Records from a data collection
--- Begin ---
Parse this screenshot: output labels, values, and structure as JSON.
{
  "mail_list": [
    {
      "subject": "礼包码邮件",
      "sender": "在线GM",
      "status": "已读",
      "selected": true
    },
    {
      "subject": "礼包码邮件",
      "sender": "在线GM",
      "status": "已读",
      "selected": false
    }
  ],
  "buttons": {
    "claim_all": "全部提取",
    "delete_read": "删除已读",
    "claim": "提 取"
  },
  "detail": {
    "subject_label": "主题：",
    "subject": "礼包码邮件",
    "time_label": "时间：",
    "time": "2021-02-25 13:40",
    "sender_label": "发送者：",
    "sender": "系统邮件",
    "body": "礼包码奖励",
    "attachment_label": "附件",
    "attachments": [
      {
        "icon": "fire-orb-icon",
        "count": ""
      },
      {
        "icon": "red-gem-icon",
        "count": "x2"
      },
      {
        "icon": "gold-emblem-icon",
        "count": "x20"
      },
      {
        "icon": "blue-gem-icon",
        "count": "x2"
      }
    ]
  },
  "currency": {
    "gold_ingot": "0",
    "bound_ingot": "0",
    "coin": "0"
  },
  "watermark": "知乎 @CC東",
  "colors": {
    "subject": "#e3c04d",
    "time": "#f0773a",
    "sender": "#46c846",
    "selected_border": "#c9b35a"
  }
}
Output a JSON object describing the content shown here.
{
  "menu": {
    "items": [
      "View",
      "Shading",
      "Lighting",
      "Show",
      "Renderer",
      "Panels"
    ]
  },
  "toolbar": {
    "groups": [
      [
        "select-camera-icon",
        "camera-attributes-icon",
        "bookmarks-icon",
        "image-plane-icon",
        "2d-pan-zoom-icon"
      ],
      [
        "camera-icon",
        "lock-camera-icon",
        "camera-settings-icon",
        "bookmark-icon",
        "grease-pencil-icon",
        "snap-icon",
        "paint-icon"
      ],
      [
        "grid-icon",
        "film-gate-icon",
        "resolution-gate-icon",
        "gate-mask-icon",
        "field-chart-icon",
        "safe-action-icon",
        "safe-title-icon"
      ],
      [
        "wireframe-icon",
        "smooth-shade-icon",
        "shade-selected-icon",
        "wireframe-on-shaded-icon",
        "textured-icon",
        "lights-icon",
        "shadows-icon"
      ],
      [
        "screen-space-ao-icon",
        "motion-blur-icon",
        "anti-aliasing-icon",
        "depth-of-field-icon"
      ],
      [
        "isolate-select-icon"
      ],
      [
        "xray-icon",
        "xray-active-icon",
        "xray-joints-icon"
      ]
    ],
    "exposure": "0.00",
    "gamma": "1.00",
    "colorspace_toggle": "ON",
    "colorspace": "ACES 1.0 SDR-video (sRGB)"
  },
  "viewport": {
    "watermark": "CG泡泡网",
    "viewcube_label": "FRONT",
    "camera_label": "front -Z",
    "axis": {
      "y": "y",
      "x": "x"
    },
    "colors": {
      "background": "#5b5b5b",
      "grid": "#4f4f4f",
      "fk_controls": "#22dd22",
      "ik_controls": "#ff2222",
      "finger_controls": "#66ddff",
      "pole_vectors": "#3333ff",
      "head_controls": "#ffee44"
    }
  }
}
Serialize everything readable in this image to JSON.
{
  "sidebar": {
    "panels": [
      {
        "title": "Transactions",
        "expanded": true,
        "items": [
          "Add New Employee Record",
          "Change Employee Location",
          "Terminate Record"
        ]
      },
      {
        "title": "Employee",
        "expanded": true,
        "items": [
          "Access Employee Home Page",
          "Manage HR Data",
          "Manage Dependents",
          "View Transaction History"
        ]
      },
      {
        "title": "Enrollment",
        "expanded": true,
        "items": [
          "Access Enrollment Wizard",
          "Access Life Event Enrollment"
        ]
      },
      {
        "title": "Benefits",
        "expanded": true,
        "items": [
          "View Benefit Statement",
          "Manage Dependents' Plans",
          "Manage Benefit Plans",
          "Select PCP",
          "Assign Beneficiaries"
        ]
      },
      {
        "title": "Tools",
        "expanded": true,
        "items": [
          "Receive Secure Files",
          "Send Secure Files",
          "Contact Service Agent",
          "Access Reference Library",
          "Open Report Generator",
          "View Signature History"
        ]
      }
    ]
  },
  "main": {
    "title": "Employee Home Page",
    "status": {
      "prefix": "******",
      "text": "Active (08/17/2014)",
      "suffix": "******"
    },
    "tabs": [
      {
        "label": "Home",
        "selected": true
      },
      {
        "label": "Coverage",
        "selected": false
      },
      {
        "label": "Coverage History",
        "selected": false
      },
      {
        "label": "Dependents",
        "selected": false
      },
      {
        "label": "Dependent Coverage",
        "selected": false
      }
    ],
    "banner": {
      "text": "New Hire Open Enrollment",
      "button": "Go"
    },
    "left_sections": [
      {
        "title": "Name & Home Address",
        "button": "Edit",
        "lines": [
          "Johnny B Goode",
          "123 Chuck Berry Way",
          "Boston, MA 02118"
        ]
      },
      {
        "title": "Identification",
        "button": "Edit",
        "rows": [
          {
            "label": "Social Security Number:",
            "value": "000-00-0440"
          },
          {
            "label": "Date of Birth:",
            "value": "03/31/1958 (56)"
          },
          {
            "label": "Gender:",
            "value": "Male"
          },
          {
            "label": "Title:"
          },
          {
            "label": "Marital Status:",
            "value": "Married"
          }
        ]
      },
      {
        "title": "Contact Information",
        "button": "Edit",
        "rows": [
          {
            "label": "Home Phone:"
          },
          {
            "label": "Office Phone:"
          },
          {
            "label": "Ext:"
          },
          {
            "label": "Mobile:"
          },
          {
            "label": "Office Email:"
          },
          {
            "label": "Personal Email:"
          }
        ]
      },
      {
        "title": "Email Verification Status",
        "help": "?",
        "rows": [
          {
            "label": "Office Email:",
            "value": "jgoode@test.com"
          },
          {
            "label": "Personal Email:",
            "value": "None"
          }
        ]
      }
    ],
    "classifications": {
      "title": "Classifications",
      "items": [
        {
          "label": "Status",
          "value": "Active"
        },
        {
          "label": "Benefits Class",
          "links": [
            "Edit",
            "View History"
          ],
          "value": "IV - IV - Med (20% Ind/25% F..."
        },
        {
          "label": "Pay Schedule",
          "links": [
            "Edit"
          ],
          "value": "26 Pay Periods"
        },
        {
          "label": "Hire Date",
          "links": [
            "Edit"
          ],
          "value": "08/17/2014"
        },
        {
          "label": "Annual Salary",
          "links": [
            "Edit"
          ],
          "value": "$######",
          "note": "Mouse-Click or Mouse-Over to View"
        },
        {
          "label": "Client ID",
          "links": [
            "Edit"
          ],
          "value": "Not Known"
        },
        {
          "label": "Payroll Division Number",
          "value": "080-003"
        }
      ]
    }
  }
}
--- End ---
__Task statement__. Retype the data exactly as given.

__Worked answer__.
Parse this screenshot: output labels, values, and structure as JSON.
{
  "mail_list": [
    {
      "subject": "礼包码邮件",
      "sender": "在线GM",
      "status": "已读",
      "selected": true
    },
    {
      "subject": "礼包码邮件",
      "sender": "在线GM",
      "status": "已读",
      "selected": false
    }
  ],
  "buttons": {
    "claim_all": "全部提取",
    "delete_read": "删除已读",
    "claim": "提 取"
  },
  "detail": {
    "subject_label": "主题：",
    "subject": "礼包码邮件",
    "time_label": "时间：",
    "time": "2021-02-25 13:40",
    "sender_label": "发送者：",
    "sender": "系统邮件",
    "body": "礼包码奖励",
    "attachment_label": "附件",
    "attachments": [
      {
        "icon": "fire-orb-icon",
        "count": ""
      },
      {
        "icon": "red-gem-icon",
        "count": "x2"
      },
      {
        "icon": "gold-emblem-icon",
        "count": "x20"
      },
      {
        "icon": "blue-gem-icon",
        "count": "x2"
      }
    ]
  },
  "currency": {
    "gold_ingot": "0",
    "bound_ingot": "0",
    "coin": "0"
  },
  "watermark": "知乎 @CC東",
  "colors": {
    "subject": "#e3c04d",
    "time": "#f0773a",
    "sender": "#46c846",
    "selected_border": "#c9b35a"
  }
}
Output a JSON object describing the content shown here.
{
  "menu": {
    "items": [
      "View",
      "Shading",
      "Lighting",
      "Show",
      "Renderer",
      "Panels"
    ]
  },
  "toolbar": {
    "groups": [
      [
        "select-camera-icon",
        "camera-attributes-icon",
        "bookmarks-icon",
        "image-plane-icon",
        "2d-pan-zoom-icon"
      ],
      [
        "camera-icon",
        "lock-camera-icon",
        "camera-settings-icon",
        "bookmark-icon",
        "grease-pencil-icon",
        "snap-icon",
        "paint-icon"
      ],
      [
        "grid-icon",
        "film-gate-icon",
        "resolution-gate-icon",
        "gate-mask-icon",
        "field-chart-icon",
        "safe-action-icon",
        "safe-title-icon"
      ],
      [
        "wireframe-icon",
        "smooth-shade-icon",
        "shade-selected-icon",
        "wireframe-on-shaded-icon",
        "textured-icon",
        "lights-icon",
        "shadows-icon"
      ],
      [
        "screen-space-ao-icon",
        "motion-blur-icon",
        "anti-aliasing-icon",
        "depth-of-field-icon"
      ],
      [
        "isolate-select-icon"
      ],
      [
        "xray-icon",
        "xray-active-icon",
        "xray-joints-icon"
      ]
    ],
    "exposure": "0.00",
    "gamma": "1.00",
    "colorspace_toggle": "ON",
    "colorspace": "ACES 1.0 SDR-video (sRGB)"
  },
  "viewport": {
    "watermark": "CG泡泡网",
    "viewcube_label": "FRONT",
    "camera_label": "front -Z",
    "axis": {
      "y": "y",
      "x": "x"
    },
    "colors": {
      "background": "#5b5b5b",
      "grid": "#4f4f4f",
      "fk_controls": "#22dd22",
      "ik_controls": "#ff2222",
      "finger_controls": "#66ddff",
      "pole_vectors": "#3333ff",
      "head_controls": "#ffee44"
    }
  }
}
Serialize everything readable in this image to JSON.
{
  "sidebar": {
    "panels": [
      {
        "title": "Transactions",
        "expanded": true,
        "items": [
          "Add New Employee Record",
          "Change Employee Location",
          "Terminate Record"
        ]
      },
      {
        "title": "Employee",
        "expanded": true,
        "items": [
          "Access Employee Home Page",
          "Manage HR Data",
          "Manage Dependents",
          "View Transaction History"
        ]
      },
      {
        "title": "Enrollment",
        "expanded": true,
        "items": [
          "Access Enrollment Wizard",
          "Access Life Event Enrollment"
        ]
      },
      {
        "title": "Benefits",
        "expanded": true,
        "items": [
          "View Benefit Statement",
          "Manage Dependents' Plans",
          "Manage Benefit Plans",
          "Select PCP",
          "Assign Beneficiaries"
        ]
      },
      {
        "title": "Tools",
        "expanded": true,
        "items": [
          "Receive Secure Files",
          "Send Secure Files",
          "Contact Service Agent",
          "Access Reference Library",
          "Open Report Generator",
          "View Signature History"
        ]
      }
    ]
  },
  "main": {
    "title": "Employee Home Page",
    "status": {
      "prefix": "******",
      "text": "Active (08/17/2014)",
      "suffix": "******"
    },
    "tabs": [
      {
        "label": "Home",
        "selected": true
      },
      {
        "label": "Coverage",
        "selected": false
      },
      {
        "label": "Coverage History",
        "selected": false
      },
      {
        "label": "Dependents",
        "selected": false
      },
      {
        "label": "Dependent Coverage",
        "selected": false
      }
    ],
    "banner": {
      "text": "New Hire Open Enrollment",
      "button": "Go"
    },
    "left_sections": [
      {
        "title": "Name & Home Address",
        "button": "Edit",
        "lines": [
          "Johnny B Goode",
          "123 Chuck Berry Way",
          "Boston, MA 02118"
        ]
      },
      {
        "title": "Identification",
        "button": "Edit",
        "rows": [
          {
            "label": "Social Security Number:",
            "value": "000-00-0440"
          },
          {
            "label": "Date of Birth:",
            "value": "03/31/1958 (56)"
          },
          {
            "label": "Gender:",
            "value": "Male"
          },
          {
            "label": "Title:"
          },
          {
            "label": "Marital Status:",
            "value": "Married"
          }
        ]
      },
      {
        "title": "Contact Information",
        "button": "Edit",
        "rows": [
          {
            "label": "Home Phone:"
          },
          {
            "label": "Office Phone:"
          },
          {
            "label": "Ext:"
          },
          {
            "label": "Mobile:"
          },
          {
            "label": "Office Email:"
          },
          {
            "label": "Personal Email:"
          }
        ]
      },
      {
        "title": "Email Verification Status",
        "help": "?",
        "rows": [
          {
            "label": "Office Email:",
            "value": "jgoode@test.com"
          },
          {
            "label": "Personal Email:",
            "value": "None"
          }
        ]
      }
    ],
    "classifications": {
      "title": "Classifications",
      "items": [
        {
          "label": "Status",
          "value": "Active"
        },
        {
          "label": "Benefits Class",
          "links": [
            "Edit",
            "View History"
          ],
          "value": "IV - IV - Med (20% Ind/25% F..."
        },
        {
          "label": "Pay Schedule",
          "links": [
            "Edit"
          ],
          "value": "26 Pay Periods"
        },
        {
          "label": "Hire Date",
          "links": [
            "Edit"
          ],
          "value": "08/17/2014"
        },
        {
          "label": "Annual Salary",
          "links": [
            "Edit"
          ],
          "value": "$######",
          "note": "Mouse-Click or Mouse-Over to View"
        },
        {
          "label": "Client ID",
          "links": [
            "Edit"
          ],
          "value": "Not Known"
        },
        {
          "label": "Payroll Division Number",
          "value": "080-003"
        }
      ]
    }
  }
}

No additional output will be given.